Task brief: Each line containing the word "color" must be collected.

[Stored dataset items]

* * *

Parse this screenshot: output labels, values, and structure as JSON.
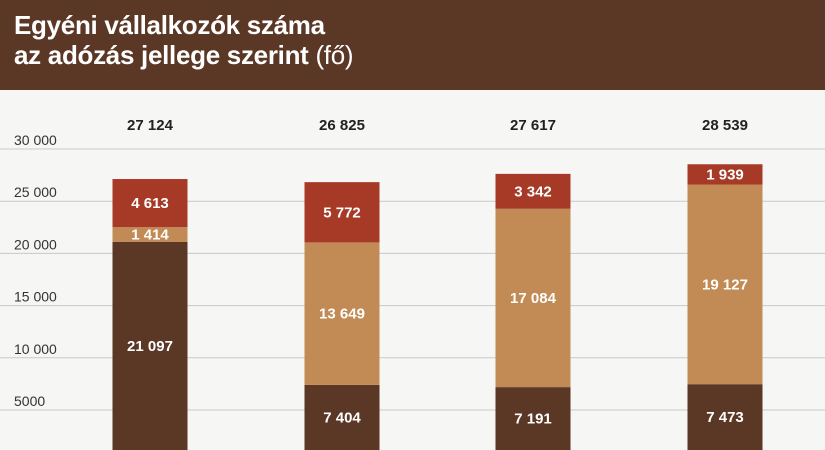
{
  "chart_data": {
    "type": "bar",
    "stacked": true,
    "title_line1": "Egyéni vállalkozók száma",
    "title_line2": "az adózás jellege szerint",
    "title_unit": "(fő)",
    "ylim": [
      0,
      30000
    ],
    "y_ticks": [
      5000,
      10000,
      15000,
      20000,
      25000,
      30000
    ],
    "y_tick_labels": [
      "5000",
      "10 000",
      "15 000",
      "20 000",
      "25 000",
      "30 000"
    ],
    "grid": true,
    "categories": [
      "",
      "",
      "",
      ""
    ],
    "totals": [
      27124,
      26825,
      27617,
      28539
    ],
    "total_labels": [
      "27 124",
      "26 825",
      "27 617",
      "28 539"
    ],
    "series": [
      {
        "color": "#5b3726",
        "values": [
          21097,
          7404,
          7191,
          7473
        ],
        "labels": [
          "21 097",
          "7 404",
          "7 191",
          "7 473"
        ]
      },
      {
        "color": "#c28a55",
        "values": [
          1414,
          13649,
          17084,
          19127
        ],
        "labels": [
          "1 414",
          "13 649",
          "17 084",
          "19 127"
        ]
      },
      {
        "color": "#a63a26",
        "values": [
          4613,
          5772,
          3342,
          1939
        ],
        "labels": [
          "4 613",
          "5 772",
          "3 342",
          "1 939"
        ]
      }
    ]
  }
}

* * *

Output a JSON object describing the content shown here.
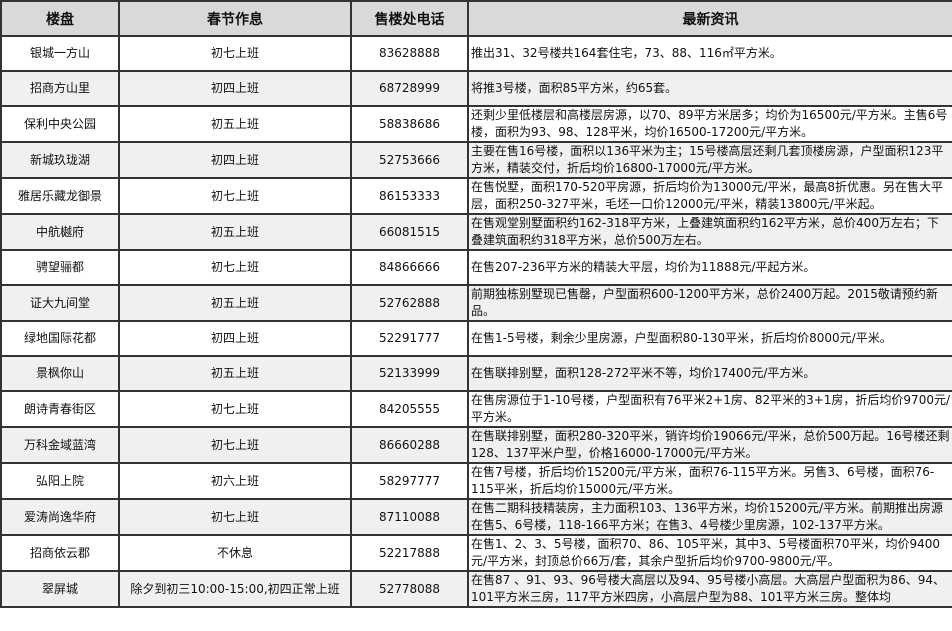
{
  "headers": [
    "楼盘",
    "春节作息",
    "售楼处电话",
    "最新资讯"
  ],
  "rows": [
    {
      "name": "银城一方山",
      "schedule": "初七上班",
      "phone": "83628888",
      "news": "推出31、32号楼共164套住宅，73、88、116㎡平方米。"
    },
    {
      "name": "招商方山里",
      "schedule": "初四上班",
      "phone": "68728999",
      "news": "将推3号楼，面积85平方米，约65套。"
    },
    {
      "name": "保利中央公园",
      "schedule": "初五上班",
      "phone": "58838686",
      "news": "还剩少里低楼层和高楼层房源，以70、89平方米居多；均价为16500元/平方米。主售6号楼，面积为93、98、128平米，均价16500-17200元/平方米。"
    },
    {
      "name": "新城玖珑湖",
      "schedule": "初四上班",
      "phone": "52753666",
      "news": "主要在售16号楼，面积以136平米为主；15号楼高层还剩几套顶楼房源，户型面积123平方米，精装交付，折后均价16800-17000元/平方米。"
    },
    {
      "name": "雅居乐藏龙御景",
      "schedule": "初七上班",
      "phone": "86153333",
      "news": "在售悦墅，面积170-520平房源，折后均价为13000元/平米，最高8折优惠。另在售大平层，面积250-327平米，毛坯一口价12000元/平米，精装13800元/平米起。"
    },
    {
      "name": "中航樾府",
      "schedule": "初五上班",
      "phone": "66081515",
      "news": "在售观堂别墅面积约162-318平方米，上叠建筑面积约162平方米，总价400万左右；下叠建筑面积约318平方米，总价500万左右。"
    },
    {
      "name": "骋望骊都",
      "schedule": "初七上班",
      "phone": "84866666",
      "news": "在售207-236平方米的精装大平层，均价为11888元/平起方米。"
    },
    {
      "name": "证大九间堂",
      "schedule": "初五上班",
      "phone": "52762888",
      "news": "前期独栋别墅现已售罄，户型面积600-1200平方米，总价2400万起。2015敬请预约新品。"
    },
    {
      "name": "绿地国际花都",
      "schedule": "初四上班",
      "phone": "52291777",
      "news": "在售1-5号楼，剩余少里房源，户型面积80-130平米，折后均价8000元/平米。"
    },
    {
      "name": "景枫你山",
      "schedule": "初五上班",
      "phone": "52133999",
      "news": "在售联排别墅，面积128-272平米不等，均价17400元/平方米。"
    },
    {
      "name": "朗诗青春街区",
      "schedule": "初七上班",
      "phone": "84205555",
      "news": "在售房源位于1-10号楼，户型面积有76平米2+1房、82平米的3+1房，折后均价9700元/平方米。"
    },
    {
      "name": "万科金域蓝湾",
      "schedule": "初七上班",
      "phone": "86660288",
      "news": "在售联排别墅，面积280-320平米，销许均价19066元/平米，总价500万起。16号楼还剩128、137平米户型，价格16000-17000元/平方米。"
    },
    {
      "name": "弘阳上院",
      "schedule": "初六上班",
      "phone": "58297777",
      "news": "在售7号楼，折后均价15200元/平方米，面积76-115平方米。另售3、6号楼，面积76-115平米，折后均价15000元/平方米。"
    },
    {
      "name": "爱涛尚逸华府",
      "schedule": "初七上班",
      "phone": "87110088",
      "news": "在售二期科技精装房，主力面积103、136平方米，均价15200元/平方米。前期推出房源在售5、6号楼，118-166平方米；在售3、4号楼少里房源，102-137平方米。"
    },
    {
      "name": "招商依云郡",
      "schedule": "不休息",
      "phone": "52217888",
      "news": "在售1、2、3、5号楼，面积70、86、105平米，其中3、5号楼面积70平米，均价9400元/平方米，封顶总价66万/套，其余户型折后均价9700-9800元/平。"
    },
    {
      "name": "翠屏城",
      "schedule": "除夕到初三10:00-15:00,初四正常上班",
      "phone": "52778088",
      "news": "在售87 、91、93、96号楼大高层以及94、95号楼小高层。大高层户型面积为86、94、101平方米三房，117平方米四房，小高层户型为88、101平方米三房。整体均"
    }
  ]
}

* * *

Exercise solution:
        "color": "#5b3726",
        "color": "#c28a55",
        "color": "#a63a26",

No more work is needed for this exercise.